━━ SOURCE DATA
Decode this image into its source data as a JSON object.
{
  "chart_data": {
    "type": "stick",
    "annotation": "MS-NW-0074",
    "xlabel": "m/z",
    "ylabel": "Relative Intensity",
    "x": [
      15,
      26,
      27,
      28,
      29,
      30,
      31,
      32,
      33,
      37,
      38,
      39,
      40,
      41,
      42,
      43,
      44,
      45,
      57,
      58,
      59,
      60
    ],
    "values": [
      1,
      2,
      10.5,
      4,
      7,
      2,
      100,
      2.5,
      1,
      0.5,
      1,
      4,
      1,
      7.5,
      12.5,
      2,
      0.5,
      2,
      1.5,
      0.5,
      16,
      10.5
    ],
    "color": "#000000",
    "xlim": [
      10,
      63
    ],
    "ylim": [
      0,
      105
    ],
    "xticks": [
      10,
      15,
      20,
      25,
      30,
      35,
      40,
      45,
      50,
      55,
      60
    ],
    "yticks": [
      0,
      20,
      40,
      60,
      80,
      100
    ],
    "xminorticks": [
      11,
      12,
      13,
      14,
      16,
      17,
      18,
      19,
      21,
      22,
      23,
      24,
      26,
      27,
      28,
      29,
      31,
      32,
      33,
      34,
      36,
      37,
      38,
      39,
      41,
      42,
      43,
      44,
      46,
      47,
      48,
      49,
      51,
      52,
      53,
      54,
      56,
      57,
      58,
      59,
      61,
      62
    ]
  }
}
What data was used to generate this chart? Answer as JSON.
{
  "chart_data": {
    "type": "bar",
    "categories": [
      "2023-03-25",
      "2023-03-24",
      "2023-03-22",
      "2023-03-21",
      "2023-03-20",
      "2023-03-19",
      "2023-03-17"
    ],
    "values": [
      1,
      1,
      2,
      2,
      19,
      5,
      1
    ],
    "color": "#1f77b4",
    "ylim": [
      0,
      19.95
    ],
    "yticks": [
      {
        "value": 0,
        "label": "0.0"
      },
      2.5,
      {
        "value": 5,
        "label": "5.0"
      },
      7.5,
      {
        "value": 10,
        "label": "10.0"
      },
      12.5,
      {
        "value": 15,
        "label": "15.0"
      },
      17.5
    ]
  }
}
━━━━
:: WHAT THE EXERCISE ASKS ::
Reproduce all the records precisely.

:: RESPONSE TO THE TASK ::
Decode this image into its source data as a JSON object.
{
  "chart_data": {
    "type": "stick",
    "annotation": "MS-NW-0074",
    "xlabel": "m/z",
    "ylabel": "Relative Intensity",
    "x": [
      15,
      26,
      27,
      28,
      29,
      30,
      31,
      32,
      33,
      37,
      38,
      39,
      40,
      41,
      42,
      43,
      44,
      45,
      57,
      58,
      59,
      60
    ],
    "values": [
      1,
      2,
      10.5,
      4,
      7,
      2,
      100,
      2.5,
      1,
      0.5,
      1,
      4,
      1,
      7.5,
      12.5,
      2,
      0.5,
      2,
      1.5,
      0.5,
      16,
      10.5
    ],
    "color": "#000000",
    "xlim": [
      10,
      63
    ],
    "ylim": [
      0,
      105
    ],
    "xticks": [
      10,
      15,
      20,
      25,
      30,
      35,
      40,
      45,
      50,
      55,
      60
    ],
    "yticks": [
      0,
      20,
      40,
      60,
      80,
      100
    ],
    "xminorticks": [
      11,
      12,
      13,
      14,
      16,
      17,
      18,
      19,
      21,
      22,
      23,
      24,
      26,
      27,
      28,
      29,
      31,
      32,
      33,
      34,
      36,
      37,
      38,
      39,
      41,
      42,
      43,
      44,
      46,
      47,
      48,
      49,
      51,
      52,
      53,
      54,
      56,
      57,
      58,
      59,
      61,
      62
    ]
  }
}
What data was used to generate this chart? Answer as JSON.
{
  "chart_data": {
    "type": "bar",
    "categories": [
      "2023-03-25",
      "2023-03-24",
      "2023-03-22",
      "2023-03-21",
      "2023-03-20",
      "2023-03-19",
      "2023-03-17"
    ],
    "values": [
      1,
      1,
      2,
      2,
      19,
      5,
      1
    ],
    "color": "#1f77b4",
    "ylim": [
      0,
      19.95
    ],
    "yticks": [
      {
        "value": 0,
        "label": "0.0"
      },
      2.5,
      {
        "value": 5,
        "label": "5.0"
      },
      7.5,
      {
        "value": 10,
        "label": "10.0"
      },
      12.5,
      {
        "value": 15,
        "label": "15.0"
      },
      17.5
    ]
  }
}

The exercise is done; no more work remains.